Job: The entries below are to be repeated exactly as they stand.

──────────

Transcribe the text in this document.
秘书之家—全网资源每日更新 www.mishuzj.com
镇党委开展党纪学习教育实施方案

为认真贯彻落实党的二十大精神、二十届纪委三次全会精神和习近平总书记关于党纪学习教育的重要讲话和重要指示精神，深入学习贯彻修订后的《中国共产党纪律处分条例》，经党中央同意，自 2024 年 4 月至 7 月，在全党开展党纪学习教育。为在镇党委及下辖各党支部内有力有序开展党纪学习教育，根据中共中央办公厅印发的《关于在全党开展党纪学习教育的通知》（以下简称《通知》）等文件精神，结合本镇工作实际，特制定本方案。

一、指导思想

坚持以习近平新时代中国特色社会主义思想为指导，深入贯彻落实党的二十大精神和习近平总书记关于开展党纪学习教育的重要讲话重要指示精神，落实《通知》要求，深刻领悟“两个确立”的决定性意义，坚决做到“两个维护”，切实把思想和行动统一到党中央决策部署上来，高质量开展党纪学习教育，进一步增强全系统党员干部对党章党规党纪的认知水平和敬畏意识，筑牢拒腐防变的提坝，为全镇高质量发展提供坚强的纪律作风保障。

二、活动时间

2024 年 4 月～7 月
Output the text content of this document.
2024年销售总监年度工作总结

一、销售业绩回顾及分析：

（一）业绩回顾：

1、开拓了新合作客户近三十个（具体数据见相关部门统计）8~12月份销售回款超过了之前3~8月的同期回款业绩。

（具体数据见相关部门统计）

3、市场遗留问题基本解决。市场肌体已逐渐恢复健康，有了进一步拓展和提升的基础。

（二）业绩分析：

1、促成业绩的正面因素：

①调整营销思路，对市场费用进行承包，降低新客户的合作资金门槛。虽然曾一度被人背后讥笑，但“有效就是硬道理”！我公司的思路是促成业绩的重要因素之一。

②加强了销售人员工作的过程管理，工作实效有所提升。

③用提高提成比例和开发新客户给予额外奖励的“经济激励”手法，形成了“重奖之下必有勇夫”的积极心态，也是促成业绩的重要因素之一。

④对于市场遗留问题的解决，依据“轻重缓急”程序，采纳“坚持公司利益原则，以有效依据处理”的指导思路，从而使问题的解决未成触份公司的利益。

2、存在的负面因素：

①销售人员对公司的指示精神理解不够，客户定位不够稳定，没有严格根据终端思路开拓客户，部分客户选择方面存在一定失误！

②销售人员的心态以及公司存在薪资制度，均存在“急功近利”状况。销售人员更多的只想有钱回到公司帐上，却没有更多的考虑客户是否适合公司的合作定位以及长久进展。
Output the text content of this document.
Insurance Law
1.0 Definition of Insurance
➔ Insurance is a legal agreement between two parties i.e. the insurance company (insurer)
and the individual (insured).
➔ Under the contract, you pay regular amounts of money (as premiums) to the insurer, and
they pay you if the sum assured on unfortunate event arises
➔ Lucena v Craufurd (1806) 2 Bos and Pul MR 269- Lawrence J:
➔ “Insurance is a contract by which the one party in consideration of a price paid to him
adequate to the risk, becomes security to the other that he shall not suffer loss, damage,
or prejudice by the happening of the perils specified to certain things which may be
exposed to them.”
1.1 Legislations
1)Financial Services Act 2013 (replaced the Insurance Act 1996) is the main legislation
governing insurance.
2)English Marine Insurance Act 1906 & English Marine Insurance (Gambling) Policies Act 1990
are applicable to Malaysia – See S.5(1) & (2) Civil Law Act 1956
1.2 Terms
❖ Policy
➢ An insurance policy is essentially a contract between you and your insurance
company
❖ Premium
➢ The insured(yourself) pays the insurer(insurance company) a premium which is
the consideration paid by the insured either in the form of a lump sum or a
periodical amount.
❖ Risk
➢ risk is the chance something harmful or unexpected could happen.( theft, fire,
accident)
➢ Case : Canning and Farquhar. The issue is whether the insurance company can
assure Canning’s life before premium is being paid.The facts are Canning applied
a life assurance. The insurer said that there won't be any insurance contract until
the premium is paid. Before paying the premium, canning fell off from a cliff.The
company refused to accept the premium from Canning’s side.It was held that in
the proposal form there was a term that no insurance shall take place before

──────────

Correct response:
Transcribe the text in this document.
秘书之家—全网资源每日更新 www.mishuzj.com
镇党委开展党纪学习教育实施方案

为认真贯彻落实党的二十大精神、二十届纪委三次全会精神和习近平总书记关于党纪学习教育的重要讲话和重要指示精神，深入学习贯彻修订后的《中国共产党纪律处分条例》，经党中央同意，自 2024 年 4 月至 7 月，在全党开展党纪学习教育。为在镇党委及下辖各党支部内有力有序开展党纪学习教育，根据中共中央办公厅印发的《关于在全党开展党纪学习教育的通知》（以下简称《通知》）等文件精神，结合本镇工作实际，特制定本方案。

一、指导思想

坚持以习近平新时代中国特色社会主义思想为指导，深入贯彻落实党的二十大精神和习近平总书记关于开展党纪学习教育的重要讲话重要指示精神，落实《通知》要求，深刻领悟“两个确立”的决定性意义，坚决做到“两个维护”，切实把思想和行动统一到党中央决策部署上来，高质量开展党纪学习教育，进一步增强全系统党员干部对党章党规党纪的认知水平和敬畏意识，筑牢拒腐防变的提坝，为全镇高质量发展提供坚强的纪律作风保障。

二、活动时间

2024 年 4 月～7 月
Output the text content of this document.
2024年销售总监年度工作总结

一、销售业绩回顾及分析：

（一）业绩回顾：

1、开拓了新合作客户近三十个（具体数据见相关部门统计）8~12月份销售回款超过了之前3~8月的同期回款业绩。

（具体数据见相关部门统计）

3、市场遗留问题基本解决。市场肌体已逐渐恢复健康，有了进一步拓展和提升的基础。

（二）业绩分析：

1、促成业绩的正面因素：

①调整营销思路，对市场费用进行承包，降低新客户的合作资金门槛。虽然曾一度被人背后讥笑，但“有效就是硬道理”！我公司的思路是促成业绩的重要因素之一。

②加强了销售人员工作的过程管理，工作实效有所提升。

③用提高提成比例和开发新客户给予额外奖励的“经济激励”手法，形成了“重奖之下必有勇夫”的积极心态，也是促成业绩的重要因素之一。

④对于市场遗留问题的解决，依据“轻重缓急”程序，采纳“坚持公司利益原则，以有效依据处理”的指导思路，从而使问题的解决未成触份公司的利益。

2、存在的负面因素：

①销售人员对公司的指示精神理解不够，客户定位不够稳定，没有严格根据终端思路开拓客户，部分客户选择方面存在一定失误！

②销售人员的心态以及公司存在薪资制度，均存在“急功近利”状况。销售人员更多的只想有钱回到公司帐上，却没有更多的考虑客户是否适合公司的合作定位以及长久进展。
Output the text content of this document.
Insurance Law
1.0 Definition of Insurance
➔ Insurance is a legal agreement between two parties i.e. the insurance company (insurer)
and the individual (insured).
➔ Under the contract, you pay regular amounts of money (as premiums) to the insurer, and
they pay you if the sum assured on unfortunate event arises
➔ Lucena v Craufurd (1806) 2 Bos and Pul MR 269- Lawrence J:
➔ “Insurance is a contract by which the one party in consideration of a price paid to him
adequate to the risk, becomes security to the other that he shall not suffer loss, damage,
or prejudice by the happening of the perils specified to certain things which may be
exposed to them.”
1.1 Legislations
1)Financial Services Act 2013 (replaced the Insurance Act 1996) is the main legislation
governing insurance.
2)English Marine Insurance Act 1906 & English Marine Insurance (Gambling) Policies Act 1990
are applicable to Malaysia – See S.5(1) & (2) Civil Law Act 1956
1.2 Terms
❖ Policy
➢ An insurance policy is essentially a contract between you and your insurance
company
❖ Premium
➢ The insured(yourself) pays the insurer(insurance company) a premium which is
the consideration paid by the insured either in the form of a lump sum or a
periodical amount.
❖ Risk
➢ risk is the chance something harmful or unexpected could happen.( theft, fire,
accident)
➢ Case : Canning and Farquhar. The issue is whether the insurance company can
assure Canning’s life before premium is being paid.The facts are Canning applied
a life assurance. The insurer said that there won't be any insurance contract until
the premium is paid. Before paying the premium, canning fell off from a cliff.The
company refused to accept the premium from Canning’s side.It was held that in
the proposal form there was a term that no insurance shall take place before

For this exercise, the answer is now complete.